(Records from a dataset)
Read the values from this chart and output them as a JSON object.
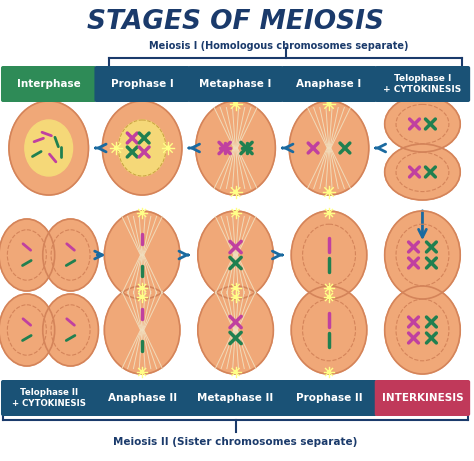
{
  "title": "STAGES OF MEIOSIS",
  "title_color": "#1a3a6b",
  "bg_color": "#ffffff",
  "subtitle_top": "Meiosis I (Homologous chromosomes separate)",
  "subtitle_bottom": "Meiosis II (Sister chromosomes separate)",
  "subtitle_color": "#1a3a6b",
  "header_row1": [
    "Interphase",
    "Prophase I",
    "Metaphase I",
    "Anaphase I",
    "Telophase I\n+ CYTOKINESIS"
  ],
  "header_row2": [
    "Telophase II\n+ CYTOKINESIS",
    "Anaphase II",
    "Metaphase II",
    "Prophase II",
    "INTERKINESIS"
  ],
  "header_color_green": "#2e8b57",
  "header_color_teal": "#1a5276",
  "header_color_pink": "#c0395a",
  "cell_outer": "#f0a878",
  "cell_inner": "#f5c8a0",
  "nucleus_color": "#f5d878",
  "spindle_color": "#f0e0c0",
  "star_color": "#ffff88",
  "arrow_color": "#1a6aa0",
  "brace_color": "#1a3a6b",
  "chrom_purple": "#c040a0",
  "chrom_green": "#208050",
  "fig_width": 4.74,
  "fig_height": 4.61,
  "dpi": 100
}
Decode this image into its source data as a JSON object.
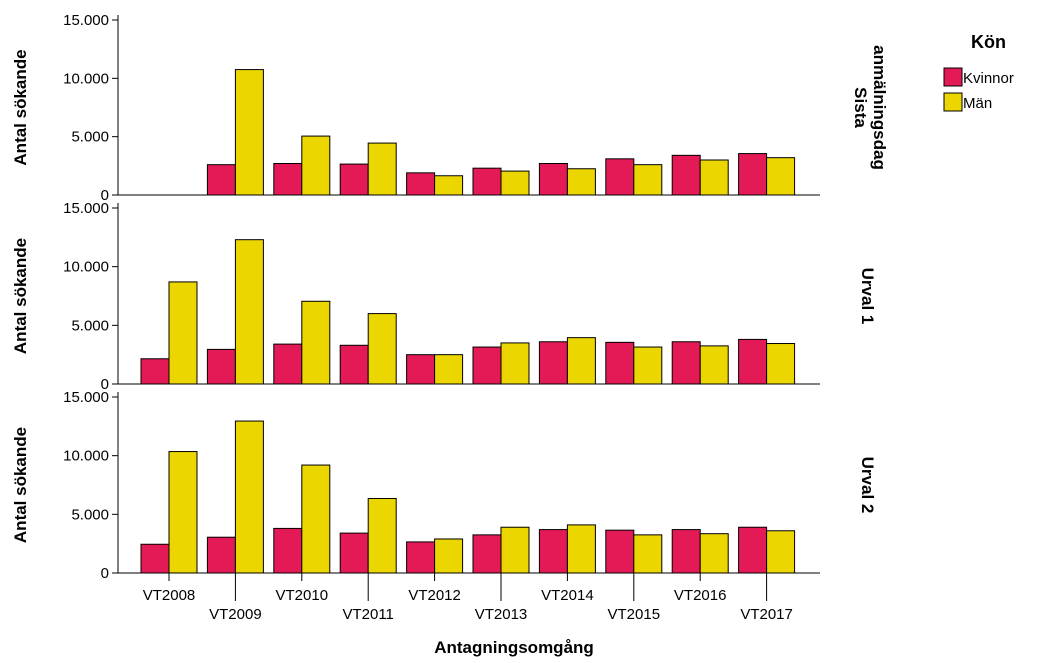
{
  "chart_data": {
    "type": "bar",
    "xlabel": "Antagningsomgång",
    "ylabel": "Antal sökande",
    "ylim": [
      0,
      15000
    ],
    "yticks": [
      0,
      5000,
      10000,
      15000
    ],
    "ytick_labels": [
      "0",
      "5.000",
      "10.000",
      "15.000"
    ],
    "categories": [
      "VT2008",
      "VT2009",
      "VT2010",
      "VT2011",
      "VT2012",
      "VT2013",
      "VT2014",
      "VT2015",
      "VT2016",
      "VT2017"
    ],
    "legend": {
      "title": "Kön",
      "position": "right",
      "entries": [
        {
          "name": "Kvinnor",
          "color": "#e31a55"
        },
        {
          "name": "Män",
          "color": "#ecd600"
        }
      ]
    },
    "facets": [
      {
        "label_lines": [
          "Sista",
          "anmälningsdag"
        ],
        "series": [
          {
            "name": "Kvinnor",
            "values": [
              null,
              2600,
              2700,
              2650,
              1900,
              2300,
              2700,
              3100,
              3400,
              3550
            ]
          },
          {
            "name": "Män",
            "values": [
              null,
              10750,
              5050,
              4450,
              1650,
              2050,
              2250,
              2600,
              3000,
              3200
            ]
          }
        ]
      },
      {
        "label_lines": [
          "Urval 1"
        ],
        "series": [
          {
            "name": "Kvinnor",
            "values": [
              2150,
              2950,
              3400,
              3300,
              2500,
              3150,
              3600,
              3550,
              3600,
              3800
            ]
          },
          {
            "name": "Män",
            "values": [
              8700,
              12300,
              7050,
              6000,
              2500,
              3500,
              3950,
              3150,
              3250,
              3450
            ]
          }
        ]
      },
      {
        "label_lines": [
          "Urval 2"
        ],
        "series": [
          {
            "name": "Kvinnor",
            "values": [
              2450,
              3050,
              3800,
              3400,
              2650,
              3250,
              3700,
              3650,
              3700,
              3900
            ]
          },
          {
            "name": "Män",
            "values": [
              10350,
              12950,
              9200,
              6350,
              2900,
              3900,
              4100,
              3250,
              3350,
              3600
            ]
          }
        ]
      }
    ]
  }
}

==

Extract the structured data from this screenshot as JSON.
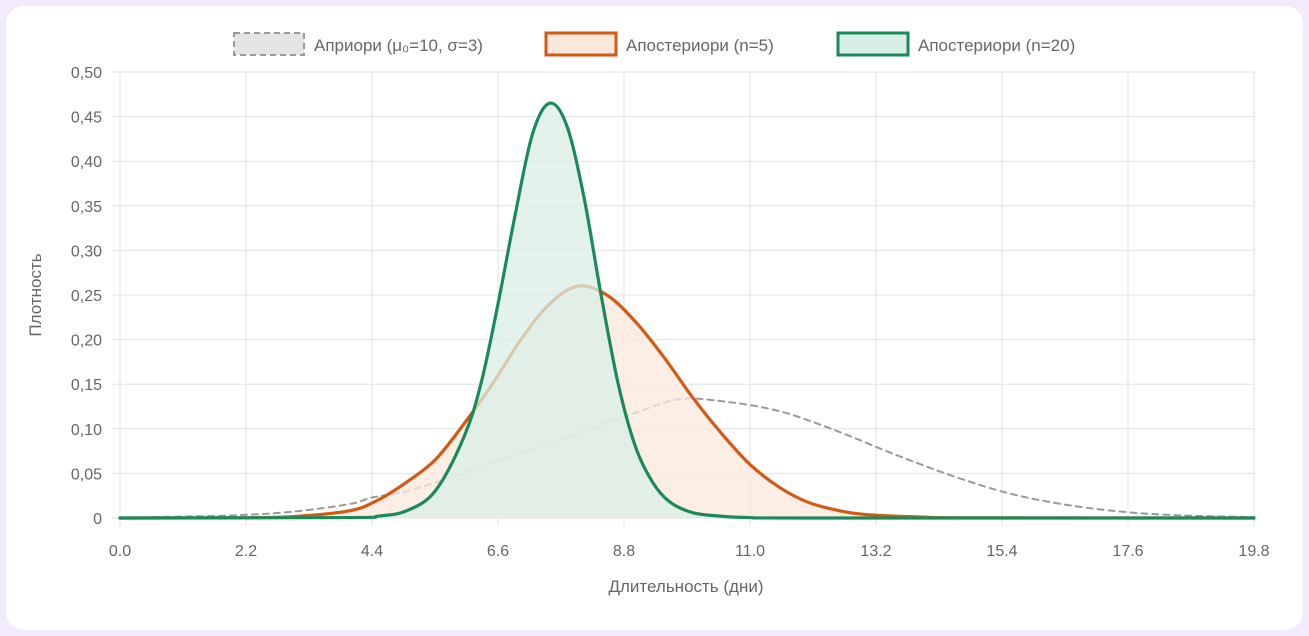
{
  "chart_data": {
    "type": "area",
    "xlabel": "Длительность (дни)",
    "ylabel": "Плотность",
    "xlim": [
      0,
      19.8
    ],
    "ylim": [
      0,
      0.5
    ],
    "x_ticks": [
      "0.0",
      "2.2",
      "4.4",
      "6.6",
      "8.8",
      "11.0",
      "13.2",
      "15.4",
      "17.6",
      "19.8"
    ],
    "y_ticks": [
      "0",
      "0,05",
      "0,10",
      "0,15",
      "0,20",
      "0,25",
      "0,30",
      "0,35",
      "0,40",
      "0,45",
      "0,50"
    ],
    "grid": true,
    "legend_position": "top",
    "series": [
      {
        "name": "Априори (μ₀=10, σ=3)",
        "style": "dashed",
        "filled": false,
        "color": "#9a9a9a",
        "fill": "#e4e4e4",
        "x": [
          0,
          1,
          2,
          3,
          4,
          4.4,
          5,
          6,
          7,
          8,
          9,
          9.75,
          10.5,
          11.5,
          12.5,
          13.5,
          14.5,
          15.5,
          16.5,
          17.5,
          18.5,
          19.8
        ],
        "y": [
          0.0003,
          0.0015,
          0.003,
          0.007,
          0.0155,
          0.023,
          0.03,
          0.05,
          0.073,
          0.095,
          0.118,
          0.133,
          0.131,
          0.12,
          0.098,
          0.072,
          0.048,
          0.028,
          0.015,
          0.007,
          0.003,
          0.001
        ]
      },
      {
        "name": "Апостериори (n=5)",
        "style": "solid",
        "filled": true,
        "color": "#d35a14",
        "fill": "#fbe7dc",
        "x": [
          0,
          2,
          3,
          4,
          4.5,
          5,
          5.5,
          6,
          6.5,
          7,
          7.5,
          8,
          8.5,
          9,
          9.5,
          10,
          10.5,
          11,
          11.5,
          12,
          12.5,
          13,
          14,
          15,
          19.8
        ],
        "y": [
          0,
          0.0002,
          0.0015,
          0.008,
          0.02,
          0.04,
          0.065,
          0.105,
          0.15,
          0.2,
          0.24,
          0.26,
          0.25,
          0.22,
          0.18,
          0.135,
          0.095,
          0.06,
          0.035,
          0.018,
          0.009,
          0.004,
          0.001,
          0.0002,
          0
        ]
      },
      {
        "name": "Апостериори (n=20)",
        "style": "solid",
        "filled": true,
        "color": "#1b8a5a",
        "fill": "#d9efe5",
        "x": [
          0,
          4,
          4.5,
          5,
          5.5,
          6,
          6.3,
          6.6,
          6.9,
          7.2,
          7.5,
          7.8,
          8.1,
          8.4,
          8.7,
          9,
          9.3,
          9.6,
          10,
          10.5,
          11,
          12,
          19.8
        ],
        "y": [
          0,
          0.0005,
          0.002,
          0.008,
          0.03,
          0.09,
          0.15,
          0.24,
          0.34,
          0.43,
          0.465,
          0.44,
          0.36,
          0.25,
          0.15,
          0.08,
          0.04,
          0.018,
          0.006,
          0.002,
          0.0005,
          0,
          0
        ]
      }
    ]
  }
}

◆ **Problem requirements**
From the listing above, pick out every line containing "Апостериори".

◆ **Solution to this problem**
        "name": "Апостериори (n=5)",
        "name": "Апостериори (n=20)",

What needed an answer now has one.